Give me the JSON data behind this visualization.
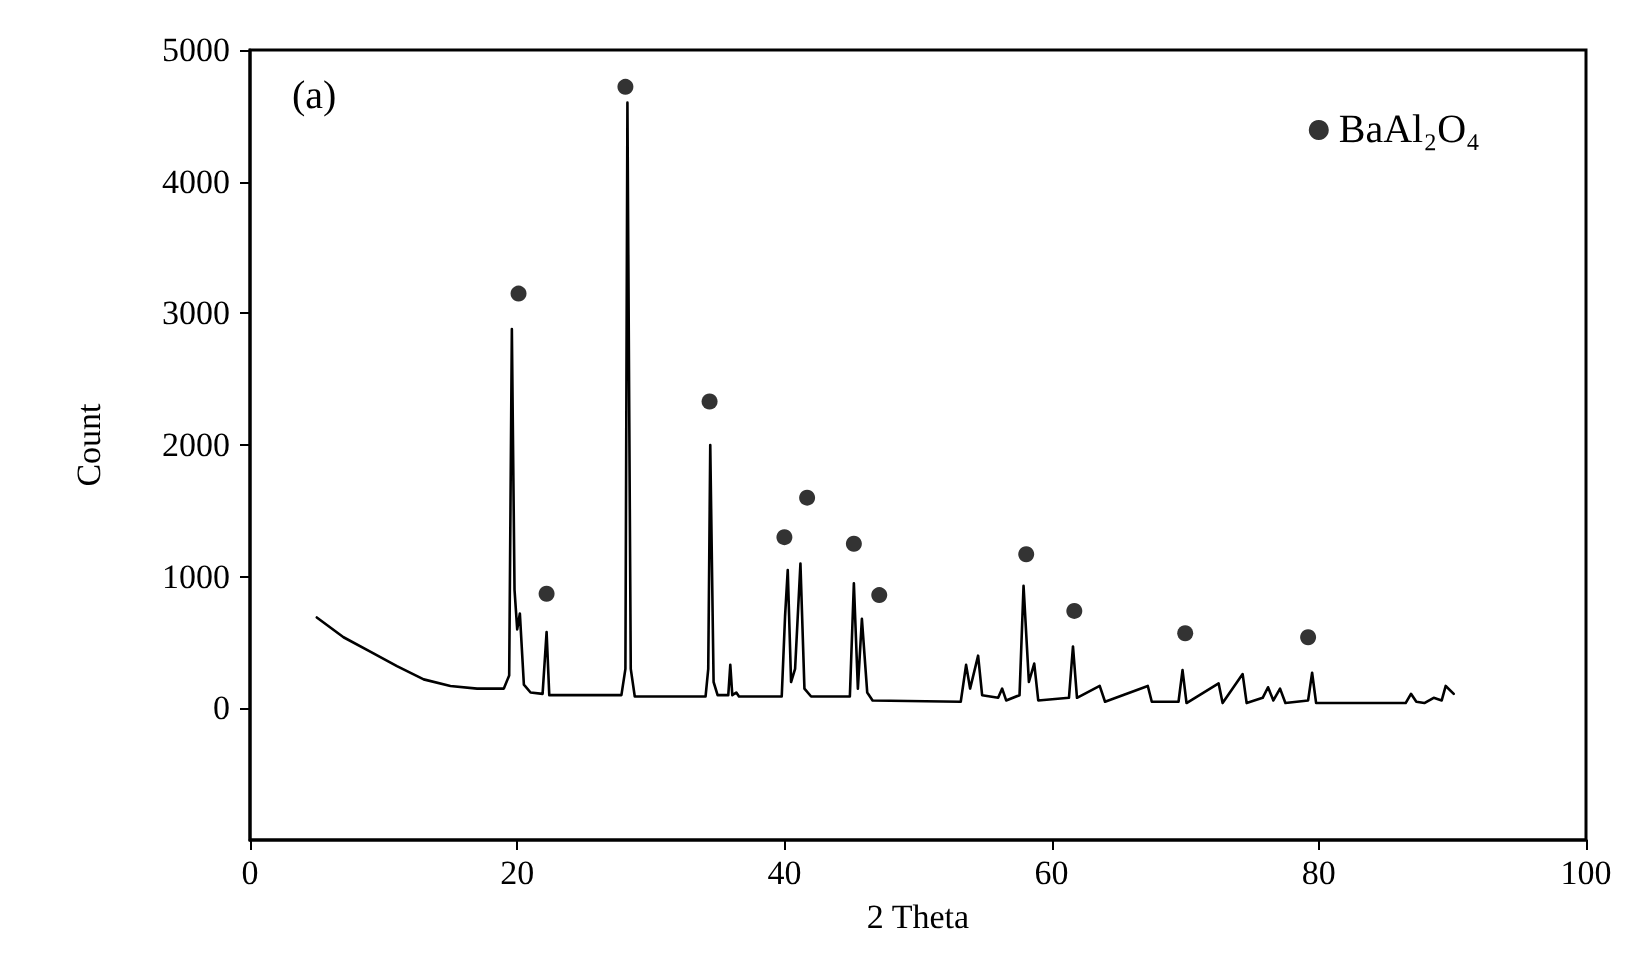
{
  "chart_data": {
    "type": "line",
    "xlabel": "2 Theta",
    "ylabel": "Count",
    "annotations": [
      "(a)"
    ],
    "xlim": [
      0,
      100
    ],
    "xticks": [
      0,
      20,
      40,
      60,
      80,
      100
    ],
    "ylim": [
      -1000,
      5000
    ],
    "yticks": [
      0,
      1000,
      2000,
      3000,
      4000,
      5000
    ],
    "grid": false,
    "legend": "top right",
    "line_style": "solid",
    "series": [
      {
        "color": "#000000",
        "marker": "none",
        "x": [
          5,
          7,
          9,
          11,
          13,
          15,
          17,
          19,
          19.4,
          19.6,
          19.8,
          20.0,
          20.2,
          20.5,
          21,
          21.9,
          22.2,
          22.4,
          27.8,
          28.1,
          28.25,
          28.5,
          28.8,
          34.1,
          34.3,
          34.45,
          34.7,
          35,
          35.8,
          35.95,
          36.1,
          36.4,
          36.6,
          39.8,
          40.05,
          40.25,
          40.5,
          40.8,
          41.2,
          41.5,
          42,
          44.9,
          45.2,
          45.5,
          45.8,
          46.2,
          46.6,
          53.2,
          53.6,
          53.9,
          54.5,
          54.8,
          56,
          56.3,
          56.6,
          57.6,
          57.9,
          58.3,
          58.7,
          59,
          61.3,
          61.6,
          61.9,
          63.6,
          64,
          67.2,
          67.5,
          69.5,
          69.8,
          70.1,
          72.5,
          72.8,
          74.3,
          74.6,
          75.8,
          76.2,
          76.6,
          77.1,
          77.5,
          79.2,
          79.5,
          79.8,
          86.5,
          86.9,
          87.3,
          87.9,
          88.6,
          89.2,
          89.5,
          90.1
        ],
        "values": [
          690,
          540,
          430,
          320,
          220,
          170,
          150,
          150,
          250,
          2880,
          900,
          600,
          720,
          180,
          120,
          110,
          580,
          100,
          100,
          300,
          4600,
          300,
          90,
          90,
          300,
          2000,
          200,
          100,
          100,
          330,
          100,
          120,
          90,
          90,
          700,
          1050,
          200,
          300,
          1100,
          150,
          90,
          90,
          950,
          150,
          680,
          120,
          60,
          50,
          330,
          150,
          400,
          100,
          80,
          150,
          60,
          100,
          930,
          200,
          340,
          60,
          80,
          470,
          80,
          170,
          50,
          170,
          50,
          50,
          290,
          40,
          190,
          40,
          260,
          40,
          80,
          160,
          60,
          150,
          40,
          60,
          270,
          40,
          40,
          110,
          50,
          40,
          80,
          60,
          170,
          110
        ]
      },
      {
        "type": "scatter",
        "name": "BaAl₂O₄",
        "color": "#000000",
        "marker": "circle",
        "x": [
          20.1,
          22.2,
          28.1,
          34.4,
          40.0,
          41.7,
          45.2,
          47.1,
          58.1,
          61.7,
          70.0,
          79.2
        ],
        "values": [
          3150,
          870,
          4720,
          2330,
          1300,
          1600,
          1250,
          860,
          1170,
          740,
          570,
          540
        ]
      }
    ]
  }
}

- **GOAL OF THE EXERCISE**
Leave out all pictures, then copy the remaining material exactly.

- **ANSWER TO THIS PROBLEM**
Give me the JSON data behind this visualization.
{
  "chart_data": {
    "type": "line",
    "xlabel": "2 Theta",
    "ylabel": "Count",
    "annotations": [
      "(a)"
    ],
    "xlim": [
      0,
      100
    ],
    "xticks": [
      0,
      20,
      40,
      60,
      80,
      100
    ],
    "ylim": [
      -1000,
      5000
    ],
    "yticks": [
      0,
      1000,
      2000,
      3000,
      4000,
      5000
    ],
    "grid": false,
    "legend": "top right",
    "line_style": "solid",
    "series": [
      {
        "color": "#000000",
        "marker": "none",
        "x": [
          5,
          7,
          9,
          11,
          13,
          15,
          17,
          19,
          19.4,
          19.6,
          19.8,
          20.0,
          20.2,
          20.5,
          21,
          21.9,
          22.2,
          22.4,
          27.8,
          28.1,
          28.25,
          28.5,
          28.8,
          34.1,
          34.3,
          34.45,
          34.7,
          35,
          35.8,
          35.95,
          36.1,
          36.4,
          36.6,
          39.8,
          40.05,
          40.25,
          40.5,
          40.8,
          41.2,
          41.5,
          42,
          44.9,
          45.2,
          45.5,
          45.8,
          46.2,
          46.6,
          53.2,
          53.6,
          53.9,
          54.5,
          54.8,
          56,
          56.3,
          56.6,
          57.6,
          57.9,
          58.3,
          58.7,
          59,
          61.3,
          61.6,
          61.9,
          63.6,
          64,
          67.2,
          67.5,
          69.5,
          69.8,
          70.1,
          72.5,
          72.8,
          74.3,
          74.6,
          75.8,
          76.2,
          76.6,
          77.1,
          77.5,
          79.2,
          79.5,
          79.8,
          86.5,
          86.9,
          87.3,
          87.9,
          88.6,
          89.2,
          89.5,
          90.1
        ],
        "values": [
          690,
          540,
          430,
          320,
          220,
          170,
          150,
          150,
          250,
          2880,
          900,
          600,
          720,
          180,
          120,
          110,
          580,
          100,
          100,
          300,
          4600,
          300,
          90,
          90,
          300,
          2000,
          200,
          100,
          100,
          330,
          100,
          120,
          90,
          90,
          700,
          1050,
          200,
          300,
          1100,
          150,
          90,
          90,
          950,
          150,
          680,
          120,
          60,
          50,
          330,
          150,
          400,
          100,
          80,
          150,
          60,
          100,
          930,
          200,
          340,
          60,
          80,
          470,
          80,
          170,
          50,
          170,
          50,
          50,
          290,
          40,
          190,
          40,
          260,
          40,
          80,
          160,
          60,
          150,
          40,
          60,
          270,
          40,
          40,
          110,
          50,
          40,
          80,
          60,
          170,
          110
        ]
      },
      {
        "type": "scatter",
        "name": "BaAl₂O₄",
        "color": "#000000",
        "marker": "circle",
        "x": [
          20.1,
          22.2,
          28.1,
          34.4,
          40.0,
          41.7,
          45.2,
          47.1,
          58.1,
          61.7,
          70.0,
          79.2
        ],
        "values": [
          3150,
          870,
          4720,
          2330,
          1300,
          1600,
          1250,
          860,
          1170,
          740,
          570,
          540
        ]
      }
    ]
  }
}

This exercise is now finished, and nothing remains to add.